**WHAT IS NEEDED:**
Copy out the lines that have "time" in them.

**INPUT FOR THIS TASK:**
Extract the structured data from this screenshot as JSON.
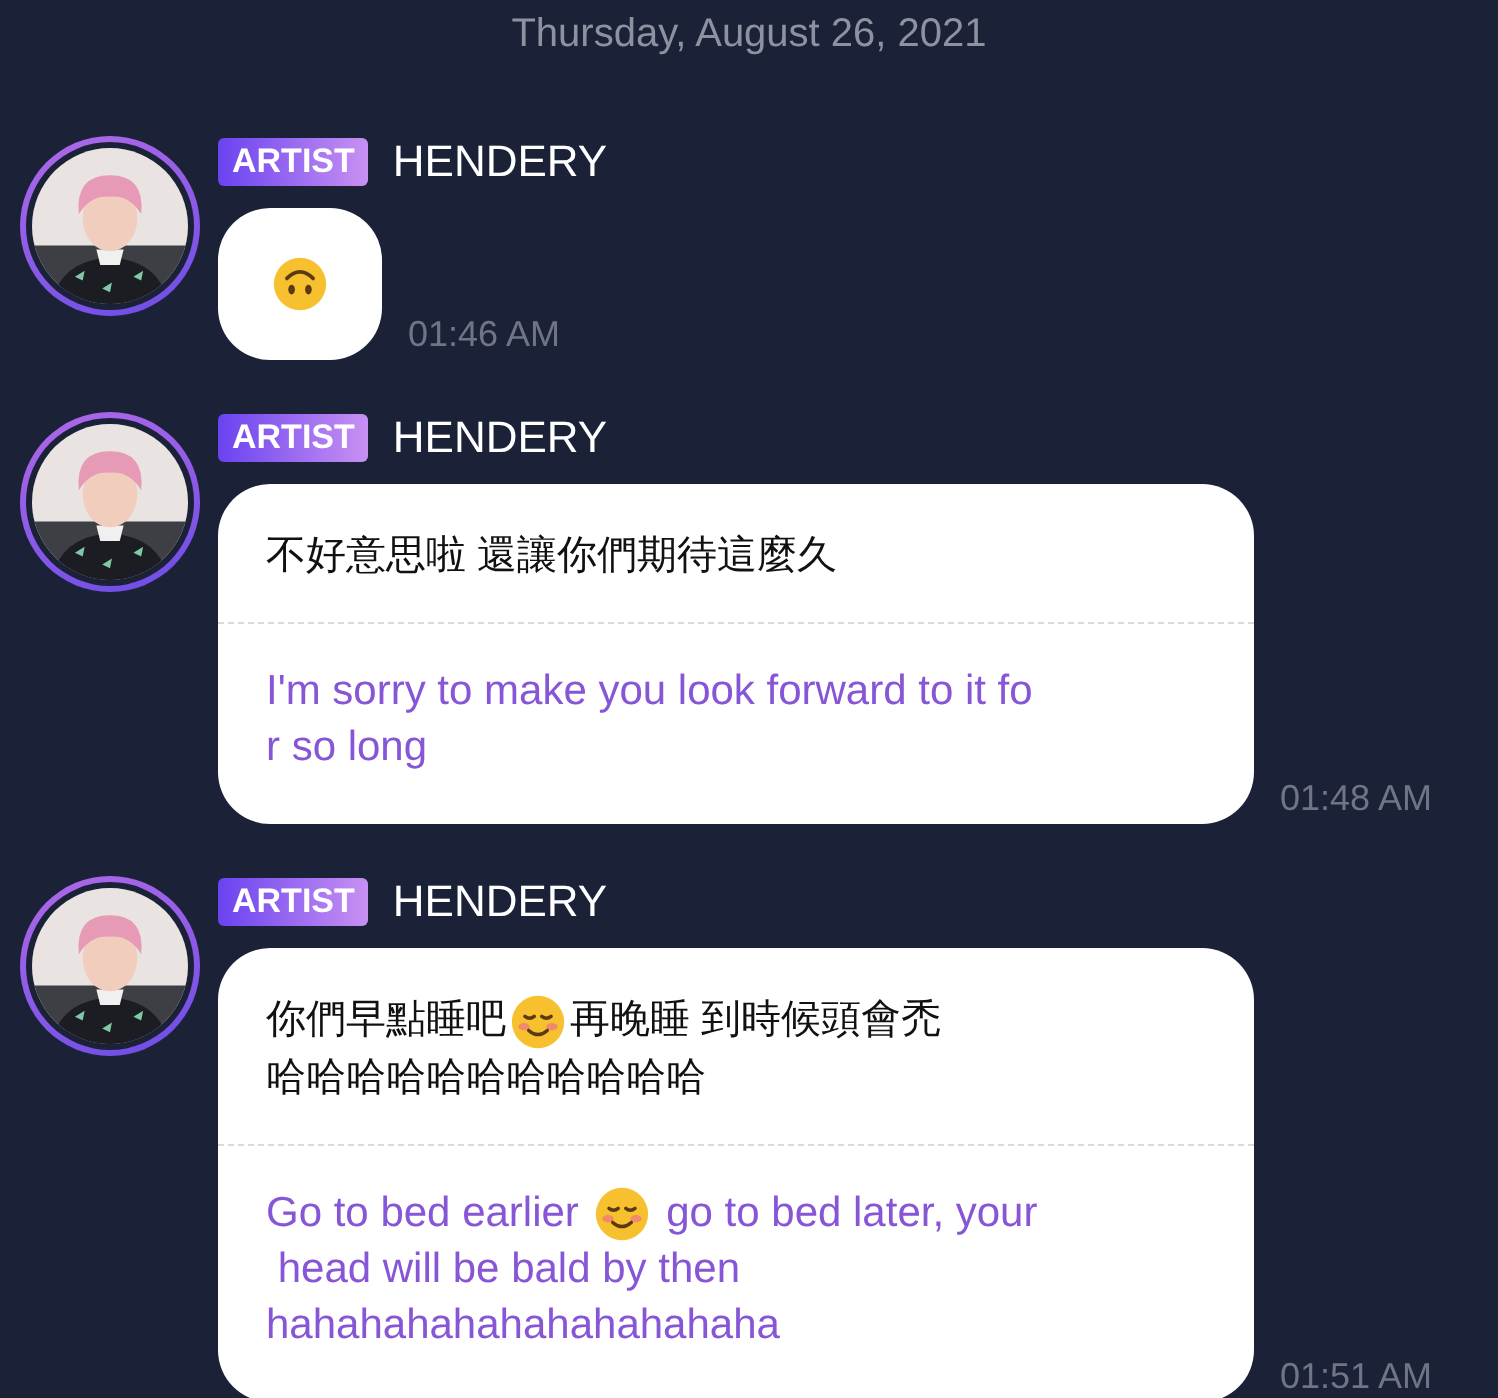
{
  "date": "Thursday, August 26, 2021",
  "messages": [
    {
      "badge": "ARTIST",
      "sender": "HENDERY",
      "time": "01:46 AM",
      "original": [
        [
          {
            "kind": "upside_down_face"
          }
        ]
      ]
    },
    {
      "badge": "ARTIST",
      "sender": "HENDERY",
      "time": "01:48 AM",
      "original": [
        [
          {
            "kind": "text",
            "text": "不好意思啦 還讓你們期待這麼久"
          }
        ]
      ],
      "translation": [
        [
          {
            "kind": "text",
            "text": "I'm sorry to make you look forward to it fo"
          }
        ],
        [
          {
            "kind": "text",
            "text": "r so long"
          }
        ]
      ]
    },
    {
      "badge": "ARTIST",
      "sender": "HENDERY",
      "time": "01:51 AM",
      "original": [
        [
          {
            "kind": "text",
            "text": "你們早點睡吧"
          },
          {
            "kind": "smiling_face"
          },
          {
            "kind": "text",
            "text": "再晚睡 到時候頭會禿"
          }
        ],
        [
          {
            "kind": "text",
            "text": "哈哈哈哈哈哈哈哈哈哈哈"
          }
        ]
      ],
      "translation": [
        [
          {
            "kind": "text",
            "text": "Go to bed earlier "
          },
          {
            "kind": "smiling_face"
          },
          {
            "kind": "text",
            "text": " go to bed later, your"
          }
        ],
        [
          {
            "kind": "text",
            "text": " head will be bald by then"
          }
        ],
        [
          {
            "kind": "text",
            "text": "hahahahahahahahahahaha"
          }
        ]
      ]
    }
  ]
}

...

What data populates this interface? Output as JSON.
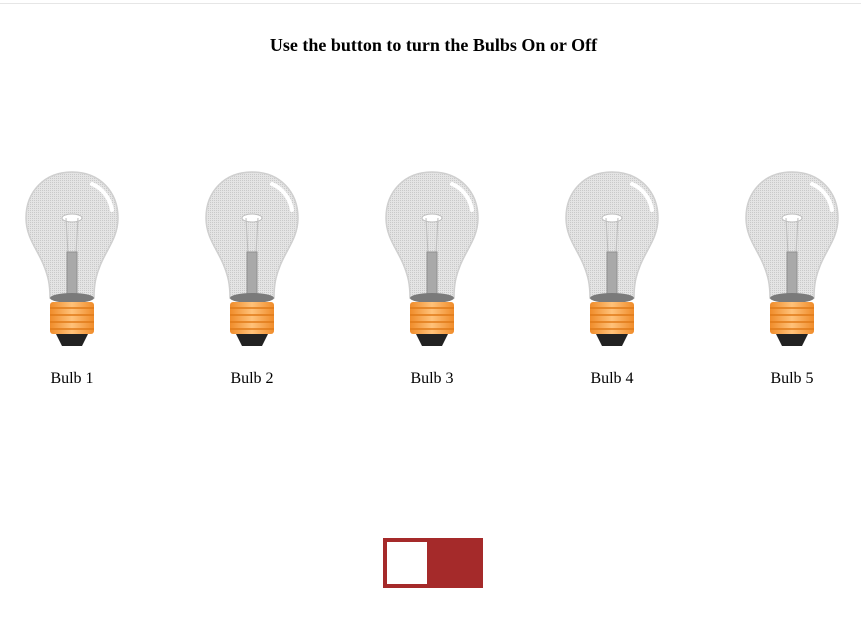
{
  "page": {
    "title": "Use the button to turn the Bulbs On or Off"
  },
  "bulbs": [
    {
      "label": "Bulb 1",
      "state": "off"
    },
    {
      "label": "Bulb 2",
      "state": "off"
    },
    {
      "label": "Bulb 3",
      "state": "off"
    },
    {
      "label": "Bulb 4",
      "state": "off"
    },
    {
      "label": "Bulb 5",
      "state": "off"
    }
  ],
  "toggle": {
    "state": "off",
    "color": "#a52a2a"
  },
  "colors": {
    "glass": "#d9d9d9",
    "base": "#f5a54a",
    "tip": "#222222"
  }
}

**TASK OUTPUT:**
      "time": "01:46 AM",
      "time": "01:48 AM",
      "time": "01:51 AM",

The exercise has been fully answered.